Problem requirements »
Render the data below as a numbered list, starting at its first line and ending at the line that contains "coverage-icon[interactable] — [454, 45, 475, 66]", with both of those lines included and blank lines omitted.

● ● ● ● ●

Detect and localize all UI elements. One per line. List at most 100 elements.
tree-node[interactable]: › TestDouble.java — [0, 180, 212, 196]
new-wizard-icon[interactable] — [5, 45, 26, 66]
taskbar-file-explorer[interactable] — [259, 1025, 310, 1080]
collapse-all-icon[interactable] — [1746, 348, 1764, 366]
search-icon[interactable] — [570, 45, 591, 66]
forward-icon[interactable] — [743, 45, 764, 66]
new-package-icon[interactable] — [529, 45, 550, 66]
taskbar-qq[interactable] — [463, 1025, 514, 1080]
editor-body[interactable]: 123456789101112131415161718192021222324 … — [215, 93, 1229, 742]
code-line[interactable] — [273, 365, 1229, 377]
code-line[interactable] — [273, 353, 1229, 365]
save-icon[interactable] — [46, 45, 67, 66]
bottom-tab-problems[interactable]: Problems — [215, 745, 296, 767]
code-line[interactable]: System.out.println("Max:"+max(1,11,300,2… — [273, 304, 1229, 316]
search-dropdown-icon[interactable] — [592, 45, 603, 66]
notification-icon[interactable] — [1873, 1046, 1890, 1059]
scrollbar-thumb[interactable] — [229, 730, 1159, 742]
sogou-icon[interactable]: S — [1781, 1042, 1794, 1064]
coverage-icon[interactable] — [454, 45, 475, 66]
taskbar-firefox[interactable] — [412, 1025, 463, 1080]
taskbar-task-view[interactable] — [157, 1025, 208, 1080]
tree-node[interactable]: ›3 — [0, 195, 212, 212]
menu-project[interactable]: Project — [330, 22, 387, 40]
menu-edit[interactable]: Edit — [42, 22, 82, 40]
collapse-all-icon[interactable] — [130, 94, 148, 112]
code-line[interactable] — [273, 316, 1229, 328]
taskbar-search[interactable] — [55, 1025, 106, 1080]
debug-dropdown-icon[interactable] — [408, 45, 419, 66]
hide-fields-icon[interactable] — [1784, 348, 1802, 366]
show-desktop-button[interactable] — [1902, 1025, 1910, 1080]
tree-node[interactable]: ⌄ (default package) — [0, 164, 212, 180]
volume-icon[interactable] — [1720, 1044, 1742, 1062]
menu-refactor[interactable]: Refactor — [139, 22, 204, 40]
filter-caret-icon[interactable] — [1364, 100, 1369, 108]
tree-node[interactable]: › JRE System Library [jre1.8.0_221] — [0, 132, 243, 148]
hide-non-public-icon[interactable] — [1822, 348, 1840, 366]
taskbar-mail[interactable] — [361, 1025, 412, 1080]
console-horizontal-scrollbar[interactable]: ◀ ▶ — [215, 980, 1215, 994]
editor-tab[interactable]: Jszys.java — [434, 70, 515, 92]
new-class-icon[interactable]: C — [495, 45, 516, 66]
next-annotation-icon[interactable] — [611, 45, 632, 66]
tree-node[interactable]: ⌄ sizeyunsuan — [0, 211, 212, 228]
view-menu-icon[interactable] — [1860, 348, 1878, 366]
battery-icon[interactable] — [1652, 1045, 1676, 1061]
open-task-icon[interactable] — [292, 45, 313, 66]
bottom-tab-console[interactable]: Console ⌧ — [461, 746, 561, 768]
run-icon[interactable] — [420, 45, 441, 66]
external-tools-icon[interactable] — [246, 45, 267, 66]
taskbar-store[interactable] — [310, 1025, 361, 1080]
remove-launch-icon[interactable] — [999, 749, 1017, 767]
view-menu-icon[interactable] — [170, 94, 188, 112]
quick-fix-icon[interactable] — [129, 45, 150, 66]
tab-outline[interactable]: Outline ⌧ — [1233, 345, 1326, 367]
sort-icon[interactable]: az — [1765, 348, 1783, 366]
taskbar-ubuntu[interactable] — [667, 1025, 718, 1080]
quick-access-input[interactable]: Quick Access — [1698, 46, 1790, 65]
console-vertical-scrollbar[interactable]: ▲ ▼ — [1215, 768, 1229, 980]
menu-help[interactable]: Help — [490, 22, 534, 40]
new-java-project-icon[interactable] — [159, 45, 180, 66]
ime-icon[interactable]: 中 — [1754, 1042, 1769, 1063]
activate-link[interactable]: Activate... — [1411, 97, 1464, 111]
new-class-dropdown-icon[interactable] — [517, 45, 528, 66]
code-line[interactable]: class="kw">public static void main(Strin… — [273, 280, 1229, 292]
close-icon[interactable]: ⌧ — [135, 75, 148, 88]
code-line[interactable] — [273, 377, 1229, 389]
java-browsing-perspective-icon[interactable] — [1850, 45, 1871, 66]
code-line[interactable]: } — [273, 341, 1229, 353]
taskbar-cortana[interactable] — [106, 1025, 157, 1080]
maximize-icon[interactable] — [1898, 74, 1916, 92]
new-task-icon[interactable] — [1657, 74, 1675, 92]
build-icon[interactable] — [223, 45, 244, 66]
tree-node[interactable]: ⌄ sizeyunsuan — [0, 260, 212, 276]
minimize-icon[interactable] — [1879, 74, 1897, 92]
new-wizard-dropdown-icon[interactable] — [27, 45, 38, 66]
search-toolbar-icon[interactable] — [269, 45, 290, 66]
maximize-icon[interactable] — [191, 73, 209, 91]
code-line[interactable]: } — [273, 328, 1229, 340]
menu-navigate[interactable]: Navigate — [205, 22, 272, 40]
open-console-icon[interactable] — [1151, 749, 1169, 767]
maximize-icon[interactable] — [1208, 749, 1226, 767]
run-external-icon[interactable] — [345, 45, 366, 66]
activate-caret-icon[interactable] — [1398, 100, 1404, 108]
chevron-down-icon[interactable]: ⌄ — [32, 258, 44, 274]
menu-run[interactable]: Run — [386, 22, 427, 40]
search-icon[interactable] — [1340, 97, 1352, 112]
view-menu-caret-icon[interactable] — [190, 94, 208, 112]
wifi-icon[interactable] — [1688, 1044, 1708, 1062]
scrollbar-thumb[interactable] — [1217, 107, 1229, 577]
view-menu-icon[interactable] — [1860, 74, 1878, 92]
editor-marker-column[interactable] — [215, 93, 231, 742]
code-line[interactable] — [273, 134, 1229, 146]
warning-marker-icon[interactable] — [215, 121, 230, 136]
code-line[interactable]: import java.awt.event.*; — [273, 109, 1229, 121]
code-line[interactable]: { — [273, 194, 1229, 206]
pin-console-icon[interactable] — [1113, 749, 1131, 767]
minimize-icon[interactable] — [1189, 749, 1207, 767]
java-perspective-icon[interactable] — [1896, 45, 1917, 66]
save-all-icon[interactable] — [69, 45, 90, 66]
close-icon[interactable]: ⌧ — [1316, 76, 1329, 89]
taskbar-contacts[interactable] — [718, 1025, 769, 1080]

● ● ● ● ●

Exercise solution »
1. Detect and localize all UI elements. One per line. List at most 100 elements.
2. tree-node[interactable]: › TestDouble.java — [0, 180, 212, 196]
3. new-wizard-icon[interactable] — [5, 45, 26, 66]
4. taskbar-file-explorer[interactable] — [259, 1025, 310, 1080]
5. collapse-all-icon[interactable] — [1746, 348, 1764, 366]
6. search-icon[interactable] — [570, 45, 591, 66]
7. forward-icon[interactable] — [743, 45, 764, 66]
8. new-package-icon[interactable] — [529, 45, 550, 66]
9. taskbar-qq[interactable] — [463, 1025, 514, 1080]
10. editor-body[interactable]: 123456789101112131415161718192021222324 … — [215, 93, 1229, 742]
11. code-line[interactable] — [273, 365, 1229, 377]
12. code-line[interactable] — [273, 353, 1229, 365]
13. save-icon[interactable] — [46, 45, 67, 66]
14. bottom-tab-problems[interactable]: Problems — [215, 745, 296, 767]
15. code-line[interactable]: System.out.println("Max:"+max(1,11,300,2… — [273, 304, 1229, 316]
16. search-dropdown-icon[interactable] — [592, 45, 603, 66]
17. notification-icon[interactable] — [1873, 1046, 1890, 1059]
18. scrollbar-thumb[interactable] — [229, 730, 1159, 742]
19. sogou-icon[interactable]: S — [1781, 1042, 1794, 1064]
20. coverage-icon[interactable] — [454, 45, 475, 66]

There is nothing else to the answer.